━━━━━ Supplied records

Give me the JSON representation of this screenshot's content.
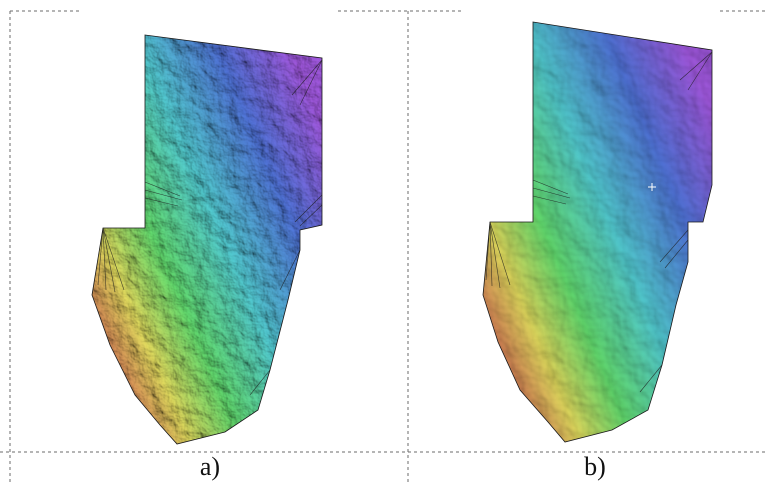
{
  "figure": {
    "panels": [
      {
        "id": "a",
        "caption": "a)"
      },
      {
        "id": "b",
        "caption": "b)"
      }
    ],
    "colors": {
      "frame_line": "#6b6b6b",
      "dem_green": "#5fd36a",
      "dem_cyan": "#4fc3c8",
      "dem_blue": "#4d6fd0",
      "dem_purple": "#9a55d6",
      "dem_yellow": "#d8d25a",
      "dem_red": "#c8554f",
      "background": "#ffffff"
    }
  }
}
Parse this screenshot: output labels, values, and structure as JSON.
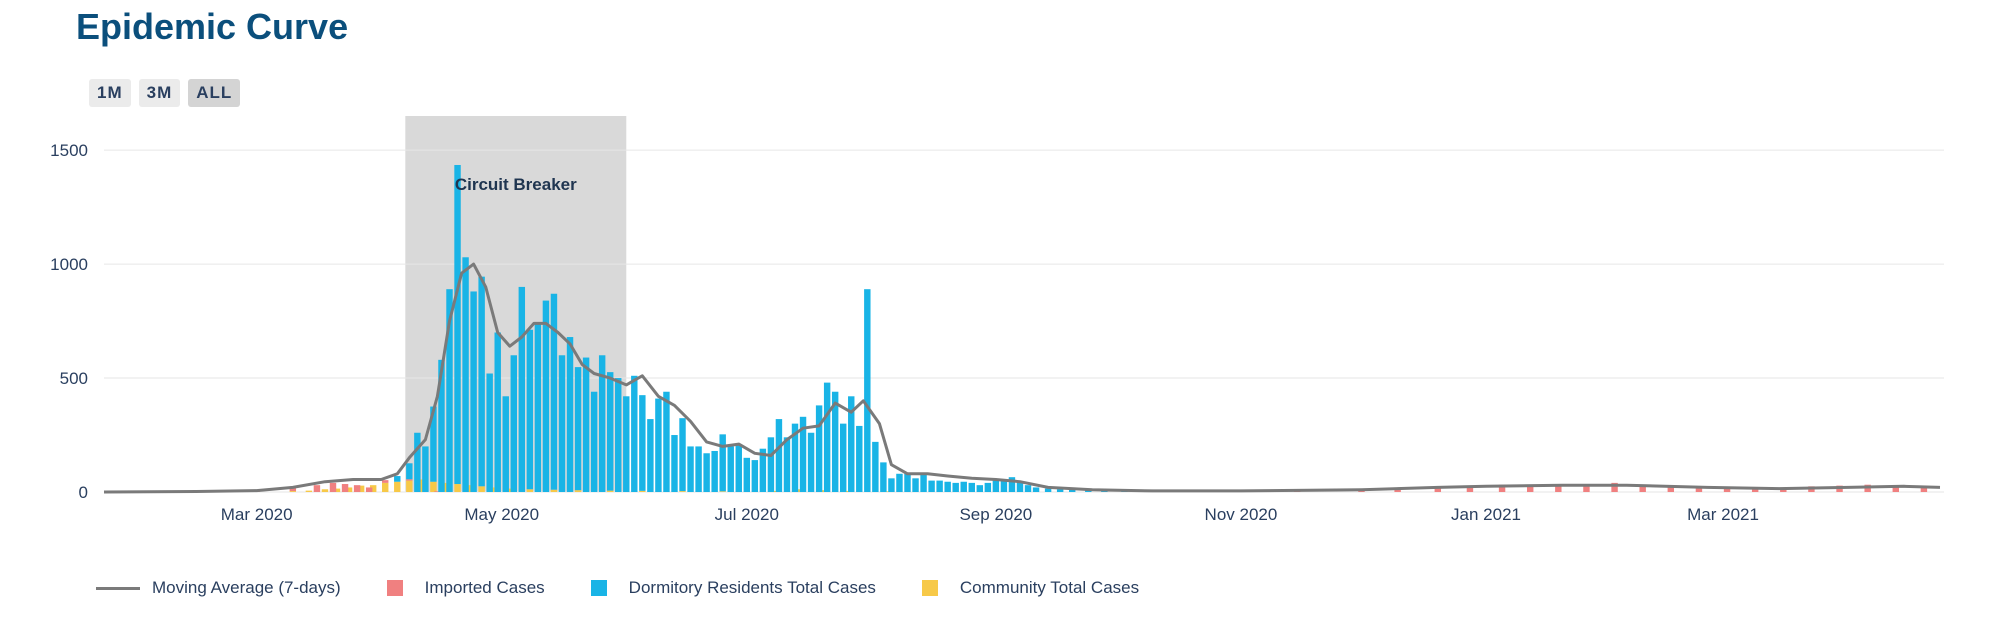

━━━━━━━━━━

Direction: Reproduce each line word for word and drop the pictures.

Exercise result:
Give me the JSON representation of this screenshot's content.
{
  "figure": {
    "panels": [
      {
        "id": "a",
        "caption": "a)"
      },
      {
        "id": "b",
        "caption": "b)"
      }
    ],
    "colors": {
      "frame_line": "#6b6b6b",
      "dem_green": "#5fd36a",
      "dem_cyan": "#4fc3c8",
      "dem_blue": "#4d6fd0",
      "dem_purple": "#9a55d6",
      "dem_yellow": "#d8d25a",
      "dem_red": "#c8554f",
      "background": "#ffffff"
    }
  }
}
Parse this screenshot: output labels, values, and structure as JSON.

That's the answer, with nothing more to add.